• [TO BE DONE]
Select the lines that hold the word "повече" and copy each one.

## begin ENTRIES

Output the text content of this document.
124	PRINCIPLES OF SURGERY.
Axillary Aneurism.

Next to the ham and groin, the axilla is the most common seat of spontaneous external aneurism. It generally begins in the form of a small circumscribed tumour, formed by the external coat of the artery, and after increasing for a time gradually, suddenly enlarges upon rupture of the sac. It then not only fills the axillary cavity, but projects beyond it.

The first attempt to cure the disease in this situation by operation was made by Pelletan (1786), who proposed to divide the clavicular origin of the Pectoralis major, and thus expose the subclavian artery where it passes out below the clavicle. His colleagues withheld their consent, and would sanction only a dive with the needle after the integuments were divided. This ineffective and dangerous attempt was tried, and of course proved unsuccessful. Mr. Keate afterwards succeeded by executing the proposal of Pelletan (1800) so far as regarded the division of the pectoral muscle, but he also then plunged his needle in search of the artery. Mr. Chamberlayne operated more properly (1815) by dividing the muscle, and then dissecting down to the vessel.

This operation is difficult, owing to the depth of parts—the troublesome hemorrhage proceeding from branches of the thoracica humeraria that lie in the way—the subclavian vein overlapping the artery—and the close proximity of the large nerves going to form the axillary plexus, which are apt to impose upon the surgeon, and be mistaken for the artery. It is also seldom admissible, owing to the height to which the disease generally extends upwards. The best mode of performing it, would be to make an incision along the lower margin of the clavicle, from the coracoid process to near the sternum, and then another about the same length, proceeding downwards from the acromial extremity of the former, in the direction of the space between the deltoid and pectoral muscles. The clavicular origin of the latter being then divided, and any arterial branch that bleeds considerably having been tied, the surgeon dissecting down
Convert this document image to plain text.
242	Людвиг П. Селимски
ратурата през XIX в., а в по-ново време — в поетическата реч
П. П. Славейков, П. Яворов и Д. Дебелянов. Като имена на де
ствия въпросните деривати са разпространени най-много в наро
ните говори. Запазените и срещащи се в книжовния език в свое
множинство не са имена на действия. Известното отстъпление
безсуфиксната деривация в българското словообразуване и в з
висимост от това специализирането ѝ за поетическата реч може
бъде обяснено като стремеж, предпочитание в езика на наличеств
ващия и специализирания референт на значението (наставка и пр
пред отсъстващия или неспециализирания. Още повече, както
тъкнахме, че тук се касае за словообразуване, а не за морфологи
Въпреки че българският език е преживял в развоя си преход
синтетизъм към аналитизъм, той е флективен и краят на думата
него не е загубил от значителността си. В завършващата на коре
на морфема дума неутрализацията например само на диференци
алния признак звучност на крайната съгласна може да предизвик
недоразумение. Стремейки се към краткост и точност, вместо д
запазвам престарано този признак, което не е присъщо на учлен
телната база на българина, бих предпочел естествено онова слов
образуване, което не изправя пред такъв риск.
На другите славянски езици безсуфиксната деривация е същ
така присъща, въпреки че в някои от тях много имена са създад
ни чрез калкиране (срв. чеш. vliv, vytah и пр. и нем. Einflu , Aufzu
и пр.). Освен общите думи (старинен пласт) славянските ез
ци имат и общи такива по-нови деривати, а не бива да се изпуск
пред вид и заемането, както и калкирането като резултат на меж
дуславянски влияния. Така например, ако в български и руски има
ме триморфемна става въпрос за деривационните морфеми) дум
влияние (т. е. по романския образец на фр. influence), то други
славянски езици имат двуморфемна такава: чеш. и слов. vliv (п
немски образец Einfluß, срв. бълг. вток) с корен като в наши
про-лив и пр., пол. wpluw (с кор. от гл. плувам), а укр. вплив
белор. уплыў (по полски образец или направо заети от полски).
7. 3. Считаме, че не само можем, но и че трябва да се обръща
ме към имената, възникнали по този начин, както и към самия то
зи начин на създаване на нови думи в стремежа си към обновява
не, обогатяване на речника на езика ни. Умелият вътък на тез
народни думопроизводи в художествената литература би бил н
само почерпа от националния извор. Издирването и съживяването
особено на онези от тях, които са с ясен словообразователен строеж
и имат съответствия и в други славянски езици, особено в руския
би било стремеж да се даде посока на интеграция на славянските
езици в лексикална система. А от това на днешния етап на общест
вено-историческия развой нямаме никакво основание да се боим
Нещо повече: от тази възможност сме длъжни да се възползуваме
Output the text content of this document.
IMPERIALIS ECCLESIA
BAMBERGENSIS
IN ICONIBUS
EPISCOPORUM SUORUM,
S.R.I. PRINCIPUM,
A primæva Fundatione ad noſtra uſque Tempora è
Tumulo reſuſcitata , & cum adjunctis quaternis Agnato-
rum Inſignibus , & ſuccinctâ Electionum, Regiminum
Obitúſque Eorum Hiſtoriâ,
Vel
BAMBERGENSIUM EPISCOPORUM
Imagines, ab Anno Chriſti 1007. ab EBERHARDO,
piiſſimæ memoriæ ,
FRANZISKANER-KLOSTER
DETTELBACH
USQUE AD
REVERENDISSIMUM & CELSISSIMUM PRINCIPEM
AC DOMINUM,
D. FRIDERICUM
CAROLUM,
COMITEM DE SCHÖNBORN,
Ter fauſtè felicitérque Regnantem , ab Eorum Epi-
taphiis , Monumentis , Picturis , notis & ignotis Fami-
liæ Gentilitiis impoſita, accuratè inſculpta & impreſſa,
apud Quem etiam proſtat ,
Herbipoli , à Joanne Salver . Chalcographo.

## end ENTRIES

• [EXPECTED OUTPUT]
пред отсъстващия или неспециализирания. Още повече, както
Нещо повече: от тази възможност сме длъжни да се възползуваме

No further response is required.